#### Задания для выполнения
**A)** Изложите исходный текст в двух предложениях.
**B)** Перепишите из исходного текста без изменений отрывок от «В 1839 году» до «же тут представляется?» включительно.
**C)** Сколько раз, согласно исходному тексту, водевиль был сыгран на публичных сценах за два года?

#### Исходный текст
------------------------------------------------------------

В одну из этих поездок (кажется, в 1840 году) вот что там происходило, по рассказам тех лиц, которые были тогда в Гатчине. Государю было угодно устроить домашний спектакль и он для этого спектакля выбрал все-таки мою «Ложу 1-го яруса», сам назначил роли и присутствовал на всех репетициях. По словам участвовавших в этой пьесе, репетиции эти были самым веселым препровождением времени; на каждой из них придумывали новую шутку, или остроту. Спектакль, говорят, прошел на славу, и многие из участвовавших в нем долго вспоминали об этом веселом вечере.

На память этого спектакля женский персонал получил тогда от покойного Государя по драгоценному браслету, на котором было вырезано: «Гатчина, такого-то года, месяца и числа» — и тут же «имя и отчество того персонажа, какой игравшая занимала в пьесе»[50].

Этот водевиль был мною тогда напечатан и два издания его разошлись в самое короткое время. На публичных же сценах, он в продолжение двух лет, был сыгран около ста раз. Но, может быть, я уже слишком долго о нем распространяюсь. Что делать? Старые люди живут уже воспоминанием.

В 1839 году я для своего бенефиса написал новый водевиль, под названием «1-е июля в Петергофе» (ежегодный праздник в день рождения императрицы). Когда бенефис мой уже был выставлен на афише, Государь, увидя меня в Михайловском театре, подозвал к себе и с улыбкой сказал мне:

— Я видел на афише твой бенефис; ты берешь сюжеты из моих поместий? Что же тут представляется?

— Ваше величество, — отвечал я ему, — представить лицевую сторону этого великолепного праздника на театре нет никакой возможности — он выше всякого описания, — и потому я взял только изнанку его: представил задний двор и гулянку людей среднего и простого класса.

— Ну, в этот день мне не случалось туда заглядывать, — отвечал Государь. — Приеду, непременно приеду к тебе в гости.

Я поклоном поблагодарил Государя за обещанную милость, и он сдержал слово — удостоил мой бенефис своим посещением вместе с императрицею, великим князем Михаилом Павловичем и с другими великими князьями.

------------------------------------------------------------

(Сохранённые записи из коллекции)
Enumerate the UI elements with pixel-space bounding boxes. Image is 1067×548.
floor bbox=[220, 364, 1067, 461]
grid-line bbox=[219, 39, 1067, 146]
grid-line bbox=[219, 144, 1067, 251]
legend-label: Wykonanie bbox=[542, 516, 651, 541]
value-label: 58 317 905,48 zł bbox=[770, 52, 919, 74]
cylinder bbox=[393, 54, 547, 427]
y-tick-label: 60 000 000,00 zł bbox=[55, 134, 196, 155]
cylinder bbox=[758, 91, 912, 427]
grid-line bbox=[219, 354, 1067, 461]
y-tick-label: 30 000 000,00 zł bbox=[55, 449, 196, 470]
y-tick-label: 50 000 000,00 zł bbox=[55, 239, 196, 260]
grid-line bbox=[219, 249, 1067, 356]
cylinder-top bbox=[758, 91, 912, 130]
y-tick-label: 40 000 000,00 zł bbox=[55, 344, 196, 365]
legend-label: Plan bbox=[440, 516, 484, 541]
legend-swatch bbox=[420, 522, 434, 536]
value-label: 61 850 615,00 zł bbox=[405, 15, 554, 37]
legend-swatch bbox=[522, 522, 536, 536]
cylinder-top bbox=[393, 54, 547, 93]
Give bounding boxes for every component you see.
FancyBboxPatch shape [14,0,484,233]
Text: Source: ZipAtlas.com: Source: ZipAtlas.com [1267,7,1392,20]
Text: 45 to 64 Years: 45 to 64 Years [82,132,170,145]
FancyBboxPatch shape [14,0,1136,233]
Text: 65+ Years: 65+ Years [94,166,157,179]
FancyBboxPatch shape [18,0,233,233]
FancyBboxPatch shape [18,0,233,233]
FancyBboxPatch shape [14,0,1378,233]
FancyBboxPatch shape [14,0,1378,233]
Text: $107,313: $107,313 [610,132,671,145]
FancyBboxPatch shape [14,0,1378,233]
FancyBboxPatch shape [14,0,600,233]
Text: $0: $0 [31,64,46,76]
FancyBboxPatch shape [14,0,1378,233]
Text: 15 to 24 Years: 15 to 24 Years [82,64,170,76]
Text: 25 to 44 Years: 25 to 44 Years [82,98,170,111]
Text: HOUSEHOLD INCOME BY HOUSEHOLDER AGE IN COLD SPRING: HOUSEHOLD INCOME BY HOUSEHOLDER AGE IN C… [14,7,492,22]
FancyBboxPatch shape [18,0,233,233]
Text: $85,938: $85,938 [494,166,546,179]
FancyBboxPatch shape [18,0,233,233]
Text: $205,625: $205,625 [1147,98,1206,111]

------------------------------------------------------------

#### Ответы на задания
**A)** В Гатчине, кажется в 1840 году, Государь устроил домашний спектакль по водевилю «Ложа 1-го яруса», сам распределил роли, а участницы получили на память драгоценные браслеты. Для бенефиса 1839 года был написан водевиль «1-е июля в Петергофе», и Государь, пообещав прийти, посетил этот бенефис вместе с императрицей и великими князьями.

**B)**
В 1839 году я для своего бенефиса написал новый водевиль, под названием «1-е июля в Петергофе» (ежегодный праздник в день рождения императрицы). Когда бенефис мой уже был выставлен на афише, Государь, увидя меня в Михайловском театре, подозвал к себе и с улыбкой сказал мне:

— Я видел на афише твой бенефис; ты берешь сюжеты из моих поместий? Что же тут представляется?

**C)** Около ста раз.